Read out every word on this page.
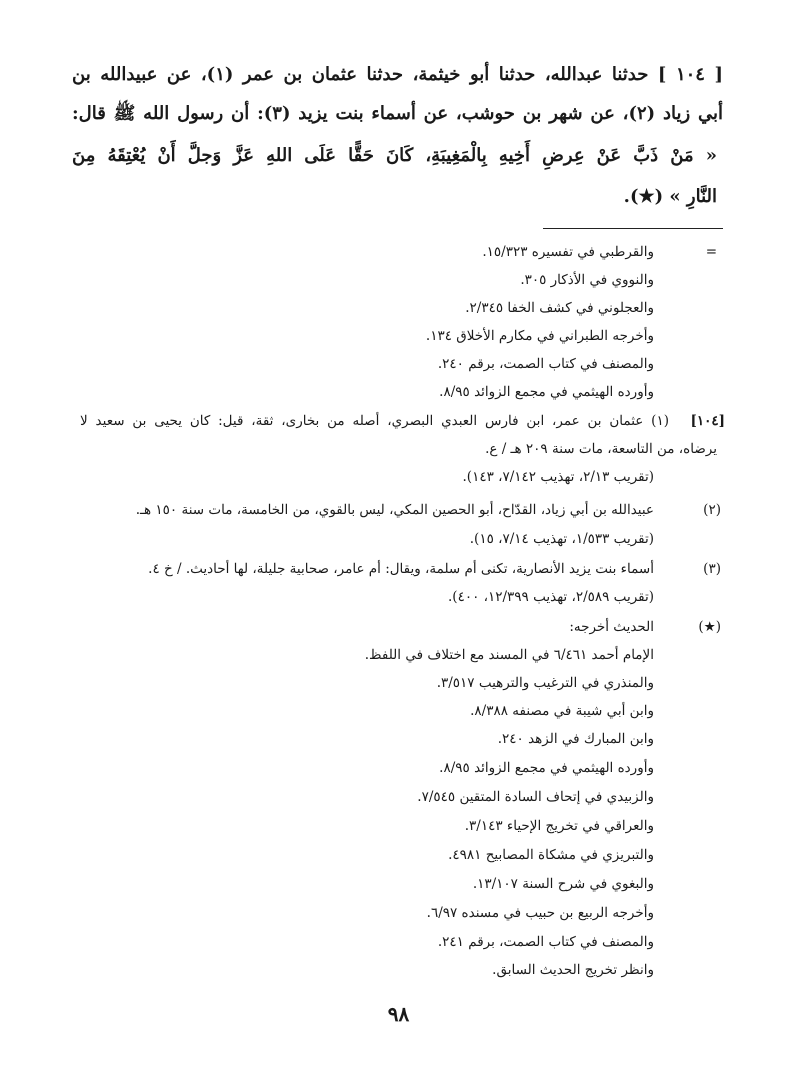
[ ١٠٤ ] حدثنا عبدالله، حدثنا أبو خيثمة، حدثنا عثمان بن عمر (١)، عن عبيدالله بن
أبي زياد (٢)، عن شهر بن حوشب، عن أسماء بنت يزيد (٣): أن رسول الله ﷺ قال:
« مَنْ ذَبَّ عَنْ عِرضِ أَخِيهِ بِالْمَغِيبَةِ، كَانَ حَقًّا عَلَى اللهِ عَزَّ وَجلَّ أَنْ يُعْتِقَهُ مِنَ
النَّارِ » (★).
=
والقرطبي في تفسيره ١٥/٣٢٣.
والنووي في الأذكار ٣٠٥.
والعجلوني في كشف الخفا ٢/٣٤٥.
وأخرجه الطبراني في مكارم الأخلاق ١٣٤.
والمصنف في كتاب الصمت، برقم ٢٤٠.
وأورده الهيثمي في مجمع الزوائد ٨/٩٥.
[١٠٤]
(١) عثمان بن عمر، ابن فارس العبدي البصري، أصله من بخارى، ثقة، قيل: كان يحيى بن سعيد لا
يرضاه، من التاسعة، مات سنة ٢٠٩ هـ / ع.
(تقريب ٢/١٣، تهذيب ٧/١٤٢، ١٤٣).
(٢)
عبيدالله بن أبي زياد، القدّاح، أبو الحصين المكي، ليس بالقوي، من الخامسة، مات سنة ١٥٠ هـ.
(تقريب ١/٥٣٣، تهذيب ٧/١٤، ١٥).
(٣)
أسماء بنت يزيد الأنصارية، تكنى أم سلمة، ويقال: أم عامر، صحابية جليلة، لها أحاديث. / خ ٤.
(تقريب ٢/٥٨٩، تهذيب ١٢/٣٩٩، ٤٠٠).
(★)
الحديث أخرجه:
الإمام أحمد ٦/٤٦١ في المسند مع اختلاف في اللفظ.
والمنذري في الترغيب والترهيب ٣/٥١٧.
وابن أبي شيبة في مصنفه ٨/٣٨٨.
وابن المبارك في الزهد ٢٤٠.
وأورده الهيثمي في مجمع الزوائد ٨/٩٥.
والزبيدي في إتحاف السادة المتقين ٧/٥٤٥.
والعراقي في تخريج الإحياء ٣/١٤٣.
والتبريزي في مشكاة المصابيح ٤٩٨١.
والبغوي في شرح السنة ١٣/١٠٧.
وأخرجه الربيع بن حبيب في مسنده ٦/٩٧.
والمصنف في كتاب الصمت، برقم ٢٤١.
وانظر تخريج الحديث السابق.
٩٨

====

**EXERCISE DIRECTIONS**
Looking at the entries above, say how many lines contain the word "وابن". Only the number is wanted.

**FULL ANSWER**
2